• Written problem A:
From the YARN setup text, extract everything from "Apache Hadoop YARN is" down to "on the JobManager.".
• Written problem B:
According to the YARN setup text, starting from which version must the YARN environment be functional?

• Excerpted text:
################

Apache Hadoop YARN

Getting Started

This Getting Started section guides you through setting up a fully functional Flink Cluster on YARN.

Introduction

Apache Hadoop YARN is a resource provider popular with many data processing frameworks. Flink services are submitted to YARN’s ResourceManager, which spawns containers on machines managed by YARN NodeManagers. Flink deploys its JobManager and TaskManager instances into such containers.

Flink can dynamically allocate and de-allocate TaskManager resources depending on the number of processing slots required by the job(s) running on the JobManager.

Preparation

This Getting Started section assumes a functional YARN environment, starting from version 2.4.1. YARN environments are provided most conveniently through services such as Amazon EMR, Google Cloud DataProc or products like Cloudera. Manually setting up a YARN environment locally or on a cluster is not recommended for following through this Getting Started tutorial.

################

• Dataset section:
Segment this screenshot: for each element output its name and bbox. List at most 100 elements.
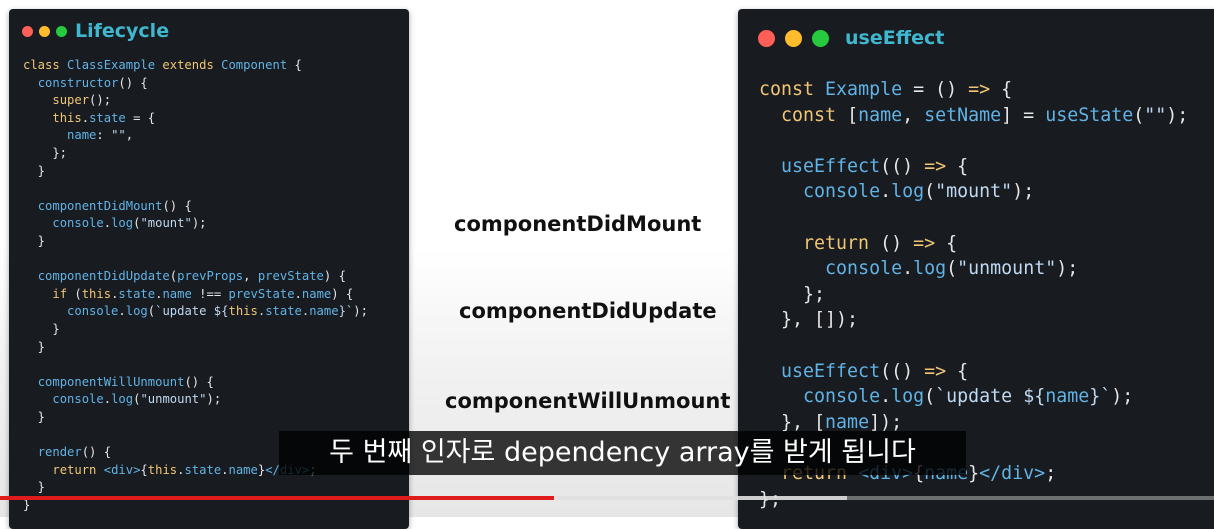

################

• Exercise solution A:
Apache Hadoop YARN is a resource provider popular with many data processing frameworks. Flink services are submitted to YARN’s ResourceManager, which spawns containers on machines managed by YARN NodeManagers. Flink deploys its JobManager and TaskManager instances into such containers.

Flink can dynamically allocate and de-allocate TaskManager resources depending on the number of processing slots required by the job(s) running on the JobManager.

• Exercise solution B:
Version 2.4.1